Stored dataset items
━━━━━━━━━━━━━━━━

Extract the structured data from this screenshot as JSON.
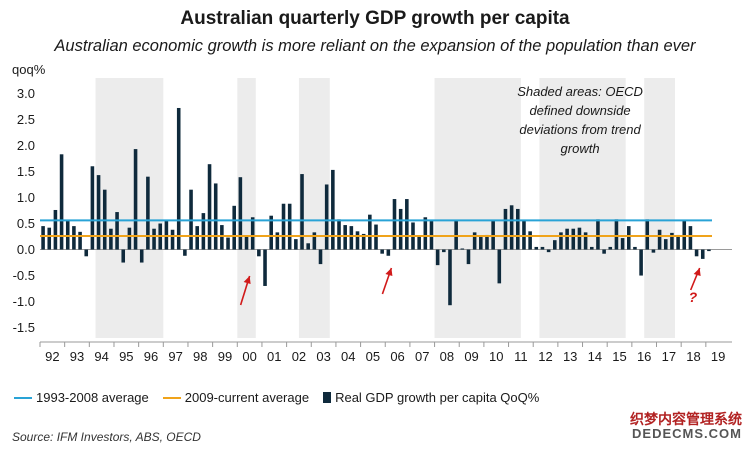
{
  "header": {
    "title": "Australian quarterly GDP growth per capita",
    "subtitle": "Australian economic growth is more reliant on the expansion of the population than ever"
  },
  "footer": {
    "source": "Source: IFM Investors, ABS, OECD",
    "watermark_line1": "织梦内容管理系统",
    "watermark_line2": "DEDECMS.COM"
  },
  "colors": {
    "bars": "#0f2a3c",
    "avg_1993_2008": "#29a3d6",
    "avg_2009_current": "#f0a31a",
    "shade": "#ececec",
    "arrows": "#d11a1a"
  },
  "chart_data": {
    "type": "bar",
    "title": "Australian quarterly GDP growth per capita",
    "ylabel": "qoq%",
    "ylim": [
      -1.7,
      3.2
    ],
    "yticks": [
      "3.0",
      "2.5",
      "2.0",
      "1.5",
      "1.0",
      "0.5",
      "0.0",
      "-0.5",
      "-1.0",
      "-1.5"
    ],
    "grid": false,
    "legend_position": "bottom",
    "x_start_year": 1992,
    "x_tick_labels": [
      "92",
      "93",
      "94",
      "95",
      "96",
      "97",
      "98",
      "99",
      "00",
      "01",
      "02",
      "03",
      "04",
      "05",
      "06",
      "07",
      "08",
      "09",
      "10",
      "11",
      "12",
      "13",
      "14",
      "15",
      "16",
      "17",
      "18",
      "19"
    ],
    "series": [
      {
        "name": "Real GDP growth per capita QoQ%",
        "values": [
          0.45,
          0.42,
          0.76,
          1.83,
          0.55,
          0.45,
          0.34,
          -0.13,
          1.6,
          1.43,
          1.15,
          0.4,
          0.72,
          -0.25,
          0.42,
          1.93,
          -0.25,
          1.4,
          0.4,
          0.5,
          0.57,
          0.38,
          2.72,
          -0.12,
          1.15,
          0.45,
          0.7,
          1.64,
          1.27,
          0.47,
          0.23,
          0.84,
          1.39,
          0.25,
          0.62,
          -0.13,
          -0.7,
          0.65,
          0.33,
          0.88,
          0.88,
          0.2,
          1.45,
          0.12,
          0.33,
          -0.28,
          1.25,
          1.53,
          0.58,
          0.47,
          0.45,
          0.35,
          0.3,
          0.67,
          0.48,
          -0.08,
          -0.12,
          0.97,
          0.78,
          0.97,
          0.52,
          0.25,
          0.62,
          0.55,
          -0.3,
          -0.05,
          -1.07,
          0.55,
          0.02,
          -0.28,
          0.33,
          0.25,
          0.28,
          0.55,
          -0.65,
          0.78,
          0.85,
          0.78,
          0.55,
          0.35,
          0.05,
          0.05,
          -0.05,
          0.18,
          0.33,
          0.4,
          0.4,
          0.42,
          0.33,
          0.05,
          0.58,
          -0.08,
          0.05,
          0.58,
          0.22,
          0.45,
          0.05,
          -0.5,
          0.58,
          -0.06,
          0.38,
          0.2,
          0.32,
          0.28,
          0.55,
          0.45,
          -0.13,
          -0.18,
          -0.03
        ]
      },
      {
        "name": "1993-2008 average",
        "value": 0.56
      },
      {
        "name": "2009-current average",
        "value": 0.26
      }
    ],
    "shaded_ranges": [
      [
        1994.25,
        1997.0
      ],
      [
        2000.0,
        2000.75
      ],
      [
        2002.5,
        2003.75
      ],
      [
        2008.0,
        2011.5
      ],
      [
        2012.25,
        2015.75
      ],
      [
        2016.5,
        2017.75
      ]
    ],
    "annotations": {
      "shaded_note": "Shaded areas: OECD defined downside deviations from trend growth",
      "shaded_note_lines": [
        "Shaded areas: OECD",
        "defined downside",
        "deviations from trend",
        "growth"
      ],
      "question_mark": "?",
      "arrow_years": [
        2000.5,
        2006.25,
        2018.75
      ]
    }
  }
}
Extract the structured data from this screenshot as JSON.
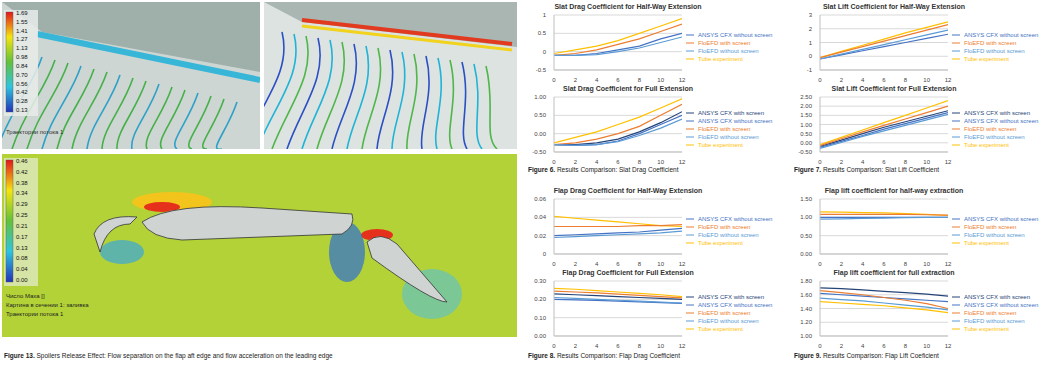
{
  "cfd_panels": {
    "top_left": {
      "colorbar_labels": [
        "1.69",
        "1.55",
        "1.41",
        "1.27",
        "1.13",
        "0.98",
        "0.84",
        "0.70",
        "0.56",
        "0.42",
        "0.28",
        "0.13"
      ],
      "caption_lines": [
        "Траектории потока 1"
      ]
    },
    "bottom": {
      "colorbar_labels": [
        "0.46",
        "0.42",
        "0.38",
        "0.34",
        "0.29",
        "0.25",
        "0.21",
        "0.17",
        "0.13",
        "0.08",
        "0.04",
        "0.00"
      ],
      "caption_lines": [
        "Число Маха []",
        "Картина в сечении 1: заливка",
        "Траектории потока 1"
      ]
    },
    "figure_caption": "Figure 13. Spoilers Release Effect: Flow separation on the flap aft edge and flow acceleration on the leading edge"
  },
  "figure_captions": [
    "Figure 6. Results Comparison: Slat Drag Coefficient",
    "Figure 7. Results Comparison: Slat Lift Coefficient",
    "Figure 8. Results Comparison: Flap Drag Coefficient",
    "Figure 9. Results Comparison: Flap Lift Coeficient"
  ],
  "chart_data": [
    {
      "type": "line",
      "title": "Slat Drag Coefficient for Half-Way Extension",
      "grid": true,
      "legend": "right",
      "line_style": "solid",
      "x": [
        0,
        2,
        4,
        6,
        8,
        10,
        12
      ],
      "xlim": [
        0,
        12
      ],
      "xticks": [
        0,
        2,
        4,
        6,
        8,
        10,
        12
      ],
      "ylim": [
        -0.5,
        1
      ],
      "yticks": [
        -0.5,
        0,
        0.5,
        1
      ],
      "series": [
        {
          "name": "ANSYS CFX without screen",
          "color": "#4472c4",
          "values": [
            -0.1,
            -0.1,
            -0.05,
            0.05,
            0.15,
            0.35,
            0.5
          ]
        },
        {
          "name": "Tube experiment",
          "color": "#ffc000",
          "values": [
            -0.05,
            0.05,
            0.15,
            0.3,
            0.5,
            0.7,
            0.9
          ]
        },
        {
          "name": "FloEFD with screen",
          "color": "#ed7d31",
          "values": [
            -0.1,
            -0.05,
            0.05,
            0.2,
            0.35,
            0.55,
            0.75
          ]
        },
        {
          "name": "FloEFD without screen",
          "color": "#5b9bd5",
          "values": [
            -0.1,
            -0.1,
            -0.08,
            0,
            0.1,
            0.25,
            0.4
          ]
        }
      ]
    },
    {
      "type": "line",
      "title": "Slat Lift Coefficient for Half-Way Extension",
      "grid": true,
      "legend": "right",
      "line_style": "solid",
      "x": [
        0,
        2,
        4,
        6,
        8,
        10,
        12
      ],
      "xlim": [
        0,
        12
      ],
      "xticks": [
        0,
        2,
        4,
        6,
        8,
        10,
        12
      ],
      "ylim": [
        -1,
        3
      ],
      "yticks": [
        -1,
        0,
        1,
        2,
        3
      ],
      "series": [
        {
          "name": "ANSYS CFX without screen",
          "color": "#4472c4",
          "values": [
            -0.2,
            0.1,
            0.4,
            0.7,
            1.0,
            1.3,
            1.6
          ]
        },
        {
          "name": "Tube experiment",
          "color": "#ffc000",
          "values": [
            -0.1,
            0.35,
            0.8,
            1.25,
            1.7,
            2.1,
            2.5
          ]
        },
        {
          "name": "FloEFD with screen",
          "color": "#ed7d31",
          "values": [
            -0.1,
            0.3,
            0.7,
            1.1,
            1.5,
            1.9,
            2.3
          ]
        },
        {
          "name": "FloEFD without screen",
          "color": "#5b9bd5",
          "values": [
            -0.2,
            0.15,
            0.5,
            0.85,
            1.2,
            1.55,
            1.9
          ]
        }
      ]
    },
    {
      "type": "line",
      "title": "Slat Drag Coefficient for Full Extension",
      "grid": true,
      "legend": "right",
      "line_style": "solid",
      "x": [
        0,
        2,
        4,
        6,
        8,
        10,
        12
      ],
      "xlim": [
        0,
        12
      ],
      "xticks": [
        0,
        2,
        4,
        6,
        8,
        10,
        12
      ],
      "ylim": [
        -0.5,
        1
      ],
      "yticks": [
        {
          "value": -0.5,
          "label": "-0.50"
        },
        {
          "value": 0,
          "label": "0.00"
        },
        {
          "value": 0.5,
          "label": "0.50"
        },
        {
          "value": 1,
          "label": "1.00"
        }
      ],
      "series": [
        {
          "name": "ANSYS CFX with screen",
          "color": "#264478",
          "values": [
            -0.3,
            -0.3,
            -0.25,
            -0.15,
            0.05,
            0.3,
            0.6
          ]
        },
        {
          "name": "ANSYS CFX without screen",
          "color": "#4472c4",
          "values": [
            -0.3,
            -0.32,
            -0.3,
            -0.2,
            0,
            0.25,
            0.5
          ]
        },
        {
          "name": "Tube experiment",
          "color": "#ffc000",
          "values": [
            -0.25,
            -0.1,
            0.05,
            0.25,
            0.45,
            0.7,
            0.95
          ]
        },
        {
          "name": "FloEFD with screen",
          "color": "#ed7d31",
          "values": [
            -0.3,
            -0.25,
            -0.15,
            0,
            0.2,
            0.5,
            0.8
          ]
        },
        {
          "name": "FloEFD without screen",
          "color": "#5b9bd5",
          "values": [
            -0.3,
            -0.32,
            -0.3,
            -0.22,
            -0.05,
            0.15,
            0.4
          ]
        }
      ]
    },
    {
      "type": "line",
      "title": "Slat Lift Coefficient for Full Extension",
      "grid": true,
      "legend": "right",
      "line_style": "solid",
      "x": [
        0,
        2,
        4,
        6,
        8,
        10,
        12
      ],
      "xlim": [
        0,
        12
      ],
      "xticks": [
        0,
        2,
        4,
        6,
        8,
        10,
        12
      ],
      "ylim": [
        -0.5,
        2.5
      ],
      "yticks": [
        {
          "value": -0.5,
          "label": "-0.50"
        },
        {
          "value": 0,
          "label": "0.00"
        },
        {
          "value": 0.5,
          "label": "0.50"
        },
        {
          "value": 1,
          "label": "1.00"
        },
        {
          "value": 1.5,
          "label": "1.50"
        },
        {
          "value": 2,
          "label": "2.00"
        },
        {
          "value": 2.5,
          "label": "2.50"
        }
      ],
      "series": [
        {
          "name": "ANSYS CFX with screen",
          "color": "#264478",
          "values": [
            -0.2,
            0.15,
            0.5,
            0.85,
            1.15,
            1.45,
            1.75
          ]
        },
        {
          "name": "ANSYS CFX without screen",
          "color": "#4472c4",
          "values": [
            -0.25,
            0.08,
            0.4,
            0.75,
            1.05,
            1.35,
            1.65
          ]
        },
        {
          "name": "Tube experiment",
          "color": "#ffc000",
          "values": [
            -0.1,
            0.3,
            0.7,
            1.1,
            1.5,
            1.9,
            2.3
          ]
        },
        {
          "name": "FloEFD with screen",
          "color": "#ed7d31",
          "values": [
            -0.15,
            0.22,
            0.6,
            0.95,
            1.3,
            1.65,
            2.0
          ]
        },
        {
          "name": "FloEFD without screen",
          "color": "#5b9bd5",
          "values": [
            -0.3,
            0.02,
            0.35,
            0.65,
            0.95,
            1.25,
            1.55
          ]
        }
      ]
    },
    {
      "type": "line",
      "title": "Flap Drag Coefficient for Half-Way Extension",
      "grid": true,
      "legend": "right",
      "line_style": "solid",
      "x": [
        0,
        2,
        4,
        6,
        8,
        10,
        12
      ],
      "xlim": [
        0,
        12
      ],
      "xticks": [
        0,
        2,
        4,
        6,
        8,
        10,
        12
      ],
      "ylim": [
        0,
        0.06
      ],
      "yticks": [
        0,
        0.02,
        0.04,
        0.06
      ],
      "series": [
        {
          "name": "ANSYS CFX without screen",
          "color": "#4472c4",
          "values": [
            0.02,
            0.021,
            0.022,
            0.023,
            0.024,
            0.026,
            0.028
          ]
        },
        {
          "name": "Tube experiment",
          "color": "#ffc000",
          "values": [
            0.041,
            0.039,
            0.037,
            0.035,
            0.033,
            0.031,
            0.03
          ]
        },
        {
          "name": "FloEFD with screen",
          "color": "#ed7d31",
          "values": [
            0.03,
            0.03,
            0.03,
            0.03,
            0.031,
            0.031,
            0.032
          ]
        },
        {
          "name": "FloEFD without screen",
          "color": "#5b9bd5",
          "values": [
            0.018,
            0.019,
            0.02,
            0.021,
            0.022,
            0.023,
            0.025
          ]
        }
      ]
    },
    {
      "type": "line",
      "title": "Flap lift coefficient for half-way extraction",
      "grid": true,
      "legend": "right",
      "line_style": "solid",
      "x": [
        0,
        2,
        4,
        6,
        8,
        10,
        12
      ],
      "xlim": [
        0,
        12
      ],
      "xticks": [
        0,
        2,
        4,
        6,
        8,
        10,
        12
      ],
      "ylim": [
        0,
        1.5
      ],
      "yticks": [
        {
          "value": 0,
          "label": "0.00"
        },
        {
          "value": 0.5,
          "label": "0.50"
        },
        {
          "value": 1,
          "label": "1.00"
        },
        {
          "value": 1.5,
          "label": "1.50"
        }
      ],
      "series": [
        {
          "name": "ANSYS CFX without screen",
          "color": "#4472c4",
          "values": [
            1.0,
            1.0,
            1.0,
            1.0,
            1.0,
            1.0,
            1.0
          ]
        },
        {
          "name": "Tube experiment",
          "color": "#ffc000",
          "values": [
            1.15,
            1.14,
            1.13,
            1.12,
            1.1,
            1.08,
            1.05
          ]
        },
        {
          "name": "FloEFD with screen",
          "color": "#ed7d31",
          "values": [
            1.08,
            1.08,
            1.08,
            1.08,
            1.08,
            1.07,
            1.06
          ]
        },
        {
          "name": "FloEFD without screen",
          "color": "#5b9bd5",
          "values": [
            0.95,
            0.96,
            0.97,
            0.98,
            0.99,
            1.0,
            1.0
          ]
        }
      ]
    },
    {
      "type": "line",
      "title": "Flap Drag Coefficient for Full Extension",
      "grid": true,
      "legend": "right",
      "line_style": "solid",
      "x": [
        0,
        2,
        4,
        6,
        8,
        10,
        12
      ],
      "xlim": [
        0,
        12
      ],
      "xticks": [
        0,
        2,
        4,
        6,
        8,
        10,
        12
      ],
      "ylim": [
        0,
        0.3
      ],
      "yticks": [
        {
          "value": 0,
          "label": "0.00"
        },
        {
          "value": 0.1,
          "label": "0.10"
        },
        {
          "value": 0.2,
          "label": "0.20"
        },
        {
          "value": 0.3,
          "label": "0.30"
        }
      ],
      "series": [
        {
          "name": "ANSYS CFX with screen",
          "color": "#264478",
          "values": [
            0.23,
            0.225,
            0.22,
            0.215,
            0.21,
            0.205,
            0.2
          ]
        },
        {
          "name": "ANSYS CFX without screen",
          "color": "#4472c4",
          "values": [
            0.2,
            0.197,
            0.194,
            0.19,
            0.186,
            0.182,
            0.178
          ]
        },
        {
          "name": "Tube experiment",
          "color": "#ffc000",
          "values": [
            0.26,
            0.255,
            0.248,
            0.24,
            0.232,
            0.225,
            0.215
          ]
        },
        {
          "name": "FloEFD with screen",
          "color": "#ed7d31",
          "values": [
            0.245,
            0.24,
            0.235,
            0.228,
            0.222,
            0.215,
            0.208
          ]
        },
        {
          "name": "FloEFD without screen",
          "color": "#5b9bd5",
          "values": [
            0.21,
            0.205,
            0.2,
            0.195,
            0.19,
            0.185,
            0.18
          ]
        }
      ]
    },
    {
      "type": "line",
      "title": "Flap lift coefficient for full extraction",
      "grid": true,
      "legend": "right",
      "line_style": "solid",
      "x": [
        0,
        2,
        4,
        6,
        8,
        10,
        12
      ],
      "xlim": [
        0,
        12
      ],
      "xticks": [
        0,
        2,
        4,
        6,
        8,
        10,
        12
      ],
      "ylim": [
        1,
        1.8
      ],
      "yticks": [
        {
          "value": 1,
          "label": "1.00"
        },
        {
          "value": 1.2,
          "label": "1.20"
        },
        {
          "value": 1.4,
          "label": "1.40"
        },
        {
          "value": 1.6,
          "label": "1.60"
        },
        {
          "value": 1.8,
          "label": "1.80"
        }
      ],
      "series": [
        {
          "name": "ANSYS CFX with screen",
          "color": "#264478",
          "values": [
            1.7,
            1.69,
            1.67,
            1.65,
            1.63,
            1.61,
            1.58
          ]
        },
        {
          "name": "ANSYS CFX without screen",
          "color": "#4472c4",
          "values": [
            1.62,
            1.6,
            1.58,
            1.56,
            1.54,
            1.52,
            1.5
          ]
        },
        {
          "name": "Tube experiment",
          "color": "#ffc000",
          "values": [
            1.5,
            1.48,
            1.46,
            1.44,
            1.41,
            1.38,
            1.34
          ]
        },
        {
          "name": "FloEFD with screen",
          "color": "#ed7d31",
          "values": [
            1.66,
            1.63,
            1.6,
            1.56,
            1.52,
            1.47,
            1.4
          ]
        },
        {
          "name": "FloEFD without screen",
          "color": "#5b9bd5",
          "values": [
            1.55,
            1.53,
            1.51,
            1.48,
            1.45,
            1.42,
            1.38
          ]
        }
      ]
    }
  ]
}
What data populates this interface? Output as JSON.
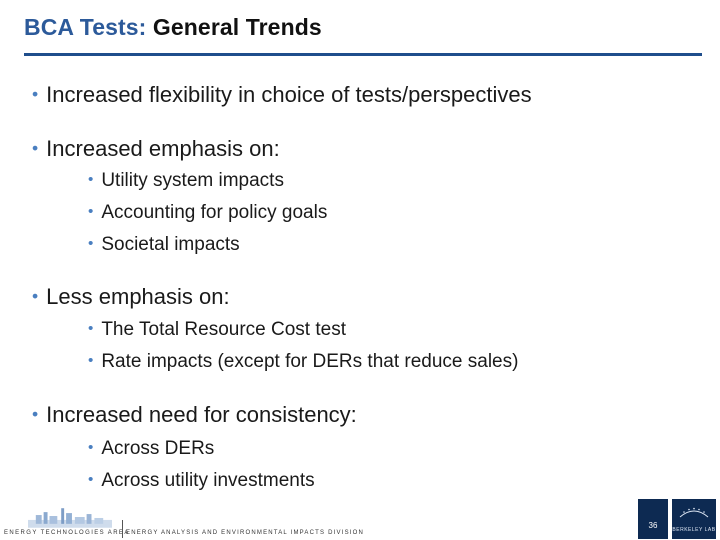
{
  "title": {
    "accent": "BCA Tests:",
    "main": "General Trends"
  },
  "bullets": [
    {
      "text": "Increased flexibility in choice of tests/perspectives",
      "sub": []
    },
    {
      "text": "Increased emphasis on:",
      "sub": [
        "Utility system impacts",
        "Accounting for policy goals",
        "Societal impacts"
      ]
    },
    {
      "text": "Less emphasis on:",
      "sub": [
        "The Total Resource Cost test",
        "Rate impacts (except for DERs that reduce sales)"
      ]
    },
    {
      "text": "Increased need for consistency:",
      "sub": [
        "Across DERs",
        "Across utility investments"
      ]
    }
  ],
  "bullet_glyph": "•",
  "footer": {
    "area": "Energy Technologies Area",
    "division": "Energy Analysis and Environmental Impacts Division",
    "page_number": "36",
    "lab_name": "BERKELEY LAB"
  },
  "colors": {
    "accent": "#2c5a9a",
    "rule": "#1f4e8c",
    "bullet": "#4a7fc0",
    "footer_box": "#0d2a52"
  }
}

━━━━━━━━━━━━━━━━

> **What you need to do**
What is the number of lines in this listing that contain the word "downside"? Answer with that number and nothing else.

> **Exercise solution**
2